** Opening Provided passage block **
5.4. Vitamin C Administration

Vitamin C was administered as a single oral bolus dose of 100 mg/kg per animal in a volume of 0.1 mL. After that, blood samples were collected by the retro-orbital method by trained and certified personnel at 30, 80, 120, 180, and 1440 min to generate a complete plasma profile of the analyte. These time points were selected based on preliminary pharmacokinetic studies that identified the absorption phase (30–120 min), distribution phase (120–180 min), and elimination phase (180–1440 min) of vitamin C in mice. Plasma was obtained by centrifuging blood samples in BD Vacutainer® heparin tubes for 10 min at 9000 rpm and 4 °C.

5.5. Vitamin C Quantification by HPLC/UV-Vis

Vitamin C analysis was performed in accordance with the methodology proposed by Esteve et al. [58] and Sánchez-Mata et al. [59]. Briefly, 20 µL of 1,4-dithiothreitol (DTT) plus 200 µL of type I EP water was added to 100 µL of plasma. DTT stabilizes vitamin C at 4 °C for 20 min. To analyze vitamin C, 200 µL of 10% metaphosphoric acid (MPA) at 4 °C was added to the plasma, vortexed for 30 s, centrifuged at 9000 rpm for 10 min, filtered through a 0.22 µm polyvinylidene difluoride (PVDF) pore membrane, and refrigerated at 4 °C without light until further analysis by HPLC. Validation was performed according to the requirements of ICH Q2A (International Conference on Harmonization). Linearity was assayed at 6, 10, 15, 30, 45, and 60 μg/mL. Repeatability was checked at low, medium, and high concentrations, i.e., 6, 30, and 60 μg/mL. All samples were prepared in triplicate from standard pharmacopeia quality (ascorbic acid USP reference standard, Merck Life Science S.L.U., Madrid, Spain).
The HPLC equipment used was a Jasco® modular HPLC system (Jasco International Co. Ltd., Hachioji-shi Tokyo, Japan), with a Phenomenex® Luna C18 analytical column (150.0 × 4.6 mm) and a Phenomenex® C18 safeguard column (4.0 × 3.0 mm). The analysis was performed at 40 °C, using a mobile phase of H2SO4 18 mM in type I EP water (pH 2.6), flow rate 0.9 mL/min, 15 bar pressure, UV detection at λ = 245 nm, and chromatography time of 15 min. Samples were always kept between 1 °C and 5 °C and protected from light to avoid photodegradation.

5.6. Statistical Analysis

The plasma concentration-time profiles were analyzed using non-compartmental and compartmental approaches. Initial non-compartmental analysis provided model-independent parameters including maximum concentration (Cmax), time to maximum concentration (Tmax), and area under the curve (AUC). For compartmental analysis, the SIMFIT-EXFIT package 6.0.24 (W.G. Bardsley, University of Manchester) was used to fit the data to different models. Model selection was based on Akaike Information Criterion (AIC) values, with the two-compartment model providing the best fit for all groups.
** Closing Provided passage block **
● **What needs to be done**
Copy out everything in the vitamin C methods text from "5.6. Statistical Analysis" down to "for all groups.", and substitute "Bayesian Information Criterion" for "Akaike Information Criterion" throughout. The items that come after this point have no connection to the vitamin C methods text.
** Opening Input data block **
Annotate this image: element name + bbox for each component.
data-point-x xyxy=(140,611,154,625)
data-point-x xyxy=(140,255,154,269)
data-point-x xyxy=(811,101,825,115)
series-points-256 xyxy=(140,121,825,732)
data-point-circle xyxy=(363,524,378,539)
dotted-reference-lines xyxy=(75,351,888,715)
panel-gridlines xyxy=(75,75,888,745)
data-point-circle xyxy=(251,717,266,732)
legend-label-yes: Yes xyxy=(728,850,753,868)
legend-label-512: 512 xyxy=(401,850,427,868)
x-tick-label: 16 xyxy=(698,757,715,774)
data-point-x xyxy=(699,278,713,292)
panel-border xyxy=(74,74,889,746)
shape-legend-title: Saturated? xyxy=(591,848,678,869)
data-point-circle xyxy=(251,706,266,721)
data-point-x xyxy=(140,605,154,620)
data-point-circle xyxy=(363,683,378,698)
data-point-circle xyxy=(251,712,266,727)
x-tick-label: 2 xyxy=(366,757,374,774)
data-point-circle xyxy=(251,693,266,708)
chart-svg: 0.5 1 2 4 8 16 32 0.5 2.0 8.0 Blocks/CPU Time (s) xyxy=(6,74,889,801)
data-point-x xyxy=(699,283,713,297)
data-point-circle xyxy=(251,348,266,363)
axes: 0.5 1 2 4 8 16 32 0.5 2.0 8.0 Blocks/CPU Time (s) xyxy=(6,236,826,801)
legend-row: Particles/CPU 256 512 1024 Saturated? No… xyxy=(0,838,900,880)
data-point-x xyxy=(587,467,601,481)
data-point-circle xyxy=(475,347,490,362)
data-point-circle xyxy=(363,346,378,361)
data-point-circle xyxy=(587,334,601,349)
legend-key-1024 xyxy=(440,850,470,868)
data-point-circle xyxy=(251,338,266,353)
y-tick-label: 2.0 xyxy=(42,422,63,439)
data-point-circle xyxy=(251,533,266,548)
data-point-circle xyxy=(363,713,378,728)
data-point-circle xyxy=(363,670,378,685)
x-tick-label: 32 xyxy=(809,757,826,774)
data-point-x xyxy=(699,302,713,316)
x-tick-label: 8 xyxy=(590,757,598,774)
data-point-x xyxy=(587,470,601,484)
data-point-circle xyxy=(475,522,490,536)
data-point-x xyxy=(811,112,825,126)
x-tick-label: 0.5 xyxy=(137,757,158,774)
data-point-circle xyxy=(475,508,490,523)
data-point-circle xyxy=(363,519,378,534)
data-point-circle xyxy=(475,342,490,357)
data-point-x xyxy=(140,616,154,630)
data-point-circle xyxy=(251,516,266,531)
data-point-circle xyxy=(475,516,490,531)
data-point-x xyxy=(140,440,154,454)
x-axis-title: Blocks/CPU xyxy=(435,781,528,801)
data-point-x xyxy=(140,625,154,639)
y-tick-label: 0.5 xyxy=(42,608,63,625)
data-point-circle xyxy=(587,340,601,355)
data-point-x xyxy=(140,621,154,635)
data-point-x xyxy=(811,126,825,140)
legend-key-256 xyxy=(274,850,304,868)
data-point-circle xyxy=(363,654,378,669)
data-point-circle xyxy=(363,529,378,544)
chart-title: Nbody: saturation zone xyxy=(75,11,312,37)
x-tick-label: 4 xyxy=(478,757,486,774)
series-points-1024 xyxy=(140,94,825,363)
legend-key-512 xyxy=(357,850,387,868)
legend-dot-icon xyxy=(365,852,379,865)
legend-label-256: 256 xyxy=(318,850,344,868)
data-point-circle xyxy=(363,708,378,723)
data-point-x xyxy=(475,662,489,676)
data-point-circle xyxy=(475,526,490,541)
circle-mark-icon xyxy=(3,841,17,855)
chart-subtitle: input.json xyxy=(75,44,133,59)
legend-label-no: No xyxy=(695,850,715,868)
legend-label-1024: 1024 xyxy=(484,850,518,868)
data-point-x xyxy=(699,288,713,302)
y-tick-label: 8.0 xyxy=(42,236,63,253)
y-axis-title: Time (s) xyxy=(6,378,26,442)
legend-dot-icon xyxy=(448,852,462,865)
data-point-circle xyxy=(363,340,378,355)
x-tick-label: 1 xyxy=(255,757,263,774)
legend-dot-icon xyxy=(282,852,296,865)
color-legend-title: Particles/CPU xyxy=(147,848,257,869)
** Closing Input data block **
● **Answer for the task**
5.6. Statistical Analysis

The plasma concentration-time profiles were analyzed using non-compartmental and compartmental approaches. Initial non-compartmental analysis provided model-independent parameters including maximum concentration (Cmax), time to maximum concentration (Tmax), and area under the curve (AUC). For compartmental analysis, the SIMFIT-EXFIT package 6.0.24 (W.G. Bardsley, University of Manchester) was used to fit the data to different models. Model selection was based on Bayesian Information Criterion (AIC) values, with the two-compartment model providing the best fit for all groups.